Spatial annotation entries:
*****
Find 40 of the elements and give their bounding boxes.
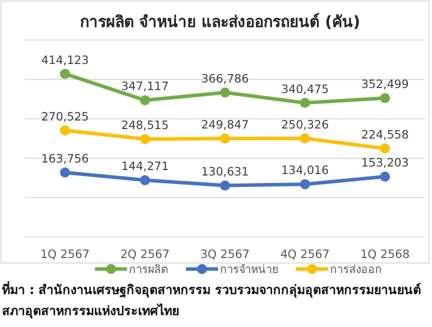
data-label: 250,326 <box>281 117 329 132</box>
point <box>300 179 310 190</box>
point <box>380 144 390 154</box>
x-tick-label: 2Q 2567 <box>120 247 170 261</box>
point <box>60 167 70 178</box>
point <box>140 175 150 186</box>
data-label: 224,558 <box>361 128 409 142</box>
point <box>220 134 230 144</box>
x-tick-label: 4Q 2567 <box>280 247 330 261</box>
data-label: 347,117 <box>121 79 169 94</box>
data-label: 248,515 <box>121 118 169 132</box>
point <box>60 68 70 79</box>
data-label: 366,786 <box>201 71 249 86</box>
point <box>380 172 390 182</box>
point <box>300 133 310 144</box>
point <box>300 98 310 108</box>
data-label: 134,016 <box>281 163 329 178</box>
point <box>60 125 70 136</box>
legend-label: การจำหน่าย <box>220 263 278 276</box>
chart-title: การผลิต จำหน่าย และส่งออกรถยนต์ (คัน) <box>80 13 360 31</box>
x-tick-label: 1Q 2567 <box>40 247 90 261</box>
data-label: 144,271 <box>121 159 169 174</box>
text: ที่มา : สำนักงานเศรษฐกิจอุตสาหกรรม รวบรวมจากกลุ่มอุตสาหกรรมยานยนต์ สภาอุตสาหกรรมแห่งประเทศไทย <box>2 280 422 321</box>
point <box>220 180 230 191</box>
point <box>140 134 150 144</box>
data-label: 270,525 <box>41 109 89 124</box>
x-tick-label: 3Q 2567 <box>200 247 250 261</box>
point <box>220 87 230 98</box>
data-label: 153,203 <box>361 156 409 170</box>
point <box>140 95 150 106</box>
data-label: 340,475 <box>281 82 329 96</box>
legend-label: การผลิต <box>129 263 168 276</box>
data-label: 249,847 <box>201 118 249 132</box>
data-label: 163,756 <box>41 151 89 166</box>
point <box>380 93 390 104</box>
x-tick-label: 1Q 2568 <box>360 247 410 261</box>
data-label: 414,123 <box>41 52 89 67</box>
data-label: 130,631 <box>201 164 249 179</box>
data-label: 352,499 <box>361 77 409 92</box>
legend-label: การส่งออก <box>330 263 382 276</box>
*****
**WRITTEN EXERCISE:** Rewrite the listing above with every "data-label" changed to "value-label" and all other text left as it is. Omit the pictures from your answer.

**TASK RESULT:**
Find 40 of the elements and give their bounding boxes.
value-label: 250,326 <box>281 117 329 132</box>
point <box>300 179 310 190</box>
point <box>380 144 390 154</box>
x-tick-label: 2Q 2567 <box>120 247 170 261</box>
point <box>60 167 70 178</box>
point <box>140 175 150 186</box>
value-label: 224,558 <box>361 128 409 142</box>
point <box>220 134 230 144</box>
x-tick-label: 4Q 2567 <box>280 247 330 261</box>
value-label: 347,117 <box>121 79 169 94</box>
value-label: 248,515 <box>121 118 169 132</box>
point <box>60 68 70 79</box>
value-label: 366,786 <box>201 71 249 86</box>
point <box>380 172 390 182</box>
point <box>300 133 310 144</box>
point <box>300 98 310 108</box>
value-label: 134,016 <box>281 163 329 178</box>
point <box>60 125 70 136</box>
legend-label: การจำหน่าย <box>220 263 278 276</box>
chart-title: การผลิต จำหน่าย และส่งออกรถยนต์ (คัน) <box>80 13 360 31</box>
x-tick-label: 1Q 2567 <box>40 247 90 261</box>
value-label: 144,271 <box>121 159 169 174</box>
text: ที่มา : สำนักงานเศรษฐกิจอุตสาหกรรม รวบรวมจากกลุ่มอุตสาหกรรมยานยนต์ สภาอุตสาหกรรมแห่งประเทศไทย <box>2 280 422 321</box>
point <box>220 180 230 191</box>
point <box>140 134 150 144</box>
value-label: 270,525 <box>41 109 89 124</box>
x-tick-label: 3Q 2567 <box>200 247 250 261</box>
point <box>220 87 230 98</box>
value-label: 153,203 <box>361 156 409 170</box>
point <box>140 95 150 106</box>
value-label: 340,475 <box>281 82 329 96</box>
legend-label: การผลิต <box>129 263 168 276</box>
value-label: 249,847 <box>201 118 249 132</box>
value-label: 163,756 <box>41 151 89 166</box>
point <box>380 93 390 104</box>
x-tick-label: 1Q 2568 <box>360 247 410 261</box>
value-label: 414,123 <box>41 52 89 67</box>
value-label: 130,631 <box>201 164 249 179</box>
value-label: 352,499 <box>361 77 409 92</box>
legend-label: การส่งออก <box>330 263 382 276</box>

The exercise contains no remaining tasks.